Directions for this task =
From the entries below, count every line that contains the word "annotation". Please give the number and nothing else.

Dataset excerpts =
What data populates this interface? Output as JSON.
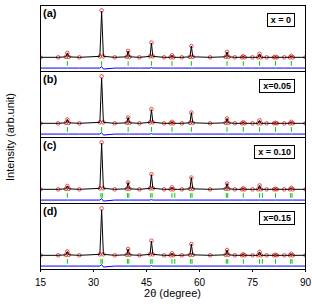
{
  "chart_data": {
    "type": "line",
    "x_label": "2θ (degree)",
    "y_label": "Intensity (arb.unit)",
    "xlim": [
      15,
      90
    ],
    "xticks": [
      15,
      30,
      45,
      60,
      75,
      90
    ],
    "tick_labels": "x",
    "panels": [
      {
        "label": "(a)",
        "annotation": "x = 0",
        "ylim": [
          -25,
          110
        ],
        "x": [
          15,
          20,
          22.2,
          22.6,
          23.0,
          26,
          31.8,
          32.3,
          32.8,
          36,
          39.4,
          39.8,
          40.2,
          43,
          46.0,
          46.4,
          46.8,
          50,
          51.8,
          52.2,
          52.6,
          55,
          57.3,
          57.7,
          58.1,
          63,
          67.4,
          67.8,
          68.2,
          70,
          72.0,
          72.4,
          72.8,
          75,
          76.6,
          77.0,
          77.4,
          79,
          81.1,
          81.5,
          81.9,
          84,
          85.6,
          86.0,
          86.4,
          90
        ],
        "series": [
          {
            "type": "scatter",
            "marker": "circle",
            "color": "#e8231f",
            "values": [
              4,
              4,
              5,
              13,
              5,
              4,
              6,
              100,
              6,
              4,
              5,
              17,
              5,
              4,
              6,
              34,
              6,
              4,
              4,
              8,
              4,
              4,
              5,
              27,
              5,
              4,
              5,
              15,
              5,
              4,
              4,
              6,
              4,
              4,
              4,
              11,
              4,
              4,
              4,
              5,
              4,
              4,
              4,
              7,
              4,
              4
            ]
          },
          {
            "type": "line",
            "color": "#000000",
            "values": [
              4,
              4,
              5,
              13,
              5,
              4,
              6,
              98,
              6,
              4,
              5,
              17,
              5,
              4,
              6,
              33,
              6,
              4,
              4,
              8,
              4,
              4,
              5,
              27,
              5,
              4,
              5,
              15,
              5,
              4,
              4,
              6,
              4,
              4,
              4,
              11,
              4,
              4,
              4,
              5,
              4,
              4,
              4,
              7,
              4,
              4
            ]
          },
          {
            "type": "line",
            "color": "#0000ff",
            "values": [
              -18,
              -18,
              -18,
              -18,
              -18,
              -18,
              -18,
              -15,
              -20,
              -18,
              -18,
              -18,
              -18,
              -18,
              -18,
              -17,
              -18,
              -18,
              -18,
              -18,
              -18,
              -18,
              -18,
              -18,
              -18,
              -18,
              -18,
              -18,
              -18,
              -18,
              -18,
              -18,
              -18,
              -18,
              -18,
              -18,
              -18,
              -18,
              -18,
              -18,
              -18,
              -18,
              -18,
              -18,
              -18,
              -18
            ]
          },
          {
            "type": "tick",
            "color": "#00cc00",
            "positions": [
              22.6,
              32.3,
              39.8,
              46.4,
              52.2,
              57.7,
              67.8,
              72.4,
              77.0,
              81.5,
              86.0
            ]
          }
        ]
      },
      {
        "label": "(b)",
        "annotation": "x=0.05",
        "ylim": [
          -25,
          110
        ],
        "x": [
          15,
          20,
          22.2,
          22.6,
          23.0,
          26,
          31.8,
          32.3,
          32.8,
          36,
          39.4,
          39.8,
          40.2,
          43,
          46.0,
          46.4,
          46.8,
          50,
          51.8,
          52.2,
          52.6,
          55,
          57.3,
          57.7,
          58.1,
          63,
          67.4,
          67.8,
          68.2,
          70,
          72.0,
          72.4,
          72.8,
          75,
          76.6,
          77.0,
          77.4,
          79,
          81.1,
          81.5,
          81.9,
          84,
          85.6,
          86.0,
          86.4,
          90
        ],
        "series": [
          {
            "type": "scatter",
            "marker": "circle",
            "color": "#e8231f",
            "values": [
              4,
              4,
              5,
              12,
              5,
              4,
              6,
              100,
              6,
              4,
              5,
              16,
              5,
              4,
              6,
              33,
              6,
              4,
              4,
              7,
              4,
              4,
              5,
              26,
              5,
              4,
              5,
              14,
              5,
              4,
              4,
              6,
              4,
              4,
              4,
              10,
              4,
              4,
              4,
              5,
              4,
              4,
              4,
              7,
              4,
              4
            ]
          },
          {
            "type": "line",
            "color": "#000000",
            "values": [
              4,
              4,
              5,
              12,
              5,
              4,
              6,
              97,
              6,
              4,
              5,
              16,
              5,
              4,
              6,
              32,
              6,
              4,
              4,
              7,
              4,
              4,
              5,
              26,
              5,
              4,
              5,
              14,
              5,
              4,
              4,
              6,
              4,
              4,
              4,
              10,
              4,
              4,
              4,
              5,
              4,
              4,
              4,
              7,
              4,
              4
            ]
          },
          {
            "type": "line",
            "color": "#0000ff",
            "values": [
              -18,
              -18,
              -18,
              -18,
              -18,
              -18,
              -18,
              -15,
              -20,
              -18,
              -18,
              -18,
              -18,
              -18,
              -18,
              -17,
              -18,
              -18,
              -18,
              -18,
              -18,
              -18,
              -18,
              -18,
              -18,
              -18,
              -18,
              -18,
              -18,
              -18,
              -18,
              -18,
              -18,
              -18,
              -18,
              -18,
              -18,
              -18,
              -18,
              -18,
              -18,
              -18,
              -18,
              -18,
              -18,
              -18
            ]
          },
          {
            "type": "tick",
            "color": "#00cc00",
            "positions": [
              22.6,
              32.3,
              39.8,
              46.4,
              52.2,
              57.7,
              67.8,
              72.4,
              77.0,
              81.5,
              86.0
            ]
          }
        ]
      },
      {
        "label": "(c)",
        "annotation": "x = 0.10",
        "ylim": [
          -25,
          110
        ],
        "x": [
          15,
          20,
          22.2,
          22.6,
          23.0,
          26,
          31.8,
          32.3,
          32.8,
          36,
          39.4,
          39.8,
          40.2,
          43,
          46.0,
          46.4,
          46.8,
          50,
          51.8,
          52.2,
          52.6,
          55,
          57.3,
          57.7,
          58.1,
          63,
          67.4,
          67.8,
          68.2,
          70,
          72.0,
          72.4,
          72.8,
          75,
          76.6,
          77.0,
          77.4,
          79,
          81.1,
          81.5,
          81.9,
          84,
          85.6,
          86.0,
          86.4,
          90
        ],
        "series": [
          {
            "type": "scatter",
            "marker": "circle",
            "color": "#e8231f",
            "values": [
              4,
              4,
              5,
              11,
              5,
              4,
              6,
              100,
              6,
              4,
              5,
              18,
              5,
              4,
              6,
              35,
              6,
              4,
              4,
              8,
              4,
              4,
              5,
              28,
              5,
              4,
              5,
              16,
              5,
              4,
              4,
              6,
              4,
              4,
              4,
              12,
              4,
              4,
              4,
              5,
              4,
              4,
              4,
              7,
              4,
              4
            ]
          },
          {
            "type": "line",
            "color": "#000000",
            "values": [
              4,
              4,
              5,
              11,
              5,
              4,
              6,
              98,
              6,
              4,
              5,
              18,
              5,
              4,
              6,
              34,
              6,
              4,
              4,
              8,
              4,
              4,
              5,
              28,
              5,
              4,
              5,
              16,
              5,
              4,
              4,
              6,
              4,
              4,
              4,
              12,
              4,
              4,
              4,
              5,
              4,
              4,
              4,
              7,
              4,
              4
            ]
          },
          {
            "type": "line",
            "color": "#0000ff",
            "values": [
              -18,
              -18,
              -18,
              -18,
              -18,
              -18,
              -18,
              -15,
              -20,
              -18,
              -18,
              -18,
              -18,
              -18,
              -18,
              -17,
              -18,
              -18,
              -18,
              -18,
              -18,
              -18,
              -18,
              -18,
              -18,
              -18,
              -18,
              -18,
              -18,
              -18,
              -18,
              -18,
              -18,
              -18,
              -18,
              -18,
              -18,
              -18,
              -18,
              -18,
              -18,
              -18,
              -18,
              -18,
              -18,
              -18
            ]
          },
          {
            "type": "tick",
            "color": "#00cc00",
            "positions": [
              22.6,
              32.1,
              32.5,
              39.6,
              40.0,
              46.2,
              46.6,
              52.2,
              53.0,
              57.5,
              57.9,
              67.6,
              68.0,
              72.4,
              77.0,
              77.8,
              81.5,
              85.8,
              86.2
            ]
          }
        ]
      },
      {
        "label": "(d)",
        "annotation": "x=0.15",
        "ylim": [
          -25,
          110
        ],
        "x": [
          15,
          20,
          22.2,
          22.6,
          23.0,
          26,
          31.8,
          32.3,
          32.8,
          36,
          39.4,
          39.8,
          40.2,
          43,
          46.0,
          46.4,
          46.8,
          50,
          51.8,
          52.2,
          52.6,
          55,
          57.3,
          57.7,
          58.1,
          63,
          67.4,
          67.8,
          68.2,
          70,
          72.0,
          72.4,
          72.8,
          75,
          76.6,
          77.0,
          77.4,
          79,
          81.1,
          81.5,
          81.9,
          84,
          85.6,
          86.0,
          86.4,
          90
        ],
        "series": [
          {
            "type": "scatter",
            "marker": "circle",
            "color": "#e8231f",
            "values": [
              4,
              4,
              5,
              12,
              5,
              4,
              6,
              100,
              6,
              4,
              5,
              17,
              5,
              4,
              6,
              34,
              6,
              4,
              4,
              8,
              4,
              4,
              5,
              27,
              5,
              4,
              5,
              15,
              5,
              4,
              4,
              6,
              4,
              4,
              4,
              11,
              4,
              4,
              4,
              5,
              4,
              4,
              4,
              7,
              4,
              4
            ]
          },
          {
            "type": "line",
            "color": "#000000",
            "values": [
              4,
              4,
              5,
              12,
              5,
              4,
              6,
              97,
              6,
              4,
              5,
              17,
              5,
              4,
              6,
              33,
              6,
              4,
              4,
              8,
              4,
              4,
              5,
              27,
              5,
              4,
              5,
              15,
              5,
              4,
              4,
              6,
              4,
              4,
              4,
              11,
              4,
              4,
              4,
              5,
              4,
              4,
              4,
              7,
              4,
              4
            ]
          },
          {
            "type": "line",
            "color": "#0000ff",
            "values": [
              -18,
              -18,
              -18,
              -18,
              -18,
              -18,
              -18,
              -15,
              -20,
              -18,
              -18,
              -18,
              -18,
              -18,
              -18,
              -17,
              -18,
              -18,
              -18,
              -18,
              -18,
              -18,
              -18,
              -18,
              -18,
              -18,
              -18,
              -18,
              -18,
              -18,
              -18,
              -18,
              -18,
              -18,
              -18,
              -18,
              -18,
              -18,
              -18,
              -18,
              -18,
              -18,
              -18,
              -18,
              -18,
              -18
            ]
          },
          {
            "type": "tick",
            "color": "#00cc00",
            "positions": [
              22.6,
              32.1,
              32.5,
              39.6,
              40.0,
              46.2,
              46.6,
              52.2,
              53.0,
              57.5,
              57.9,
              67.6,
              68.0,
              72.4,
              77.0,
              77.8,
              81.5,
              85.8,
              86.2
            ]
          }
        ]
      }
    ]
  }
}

Complete answer =
4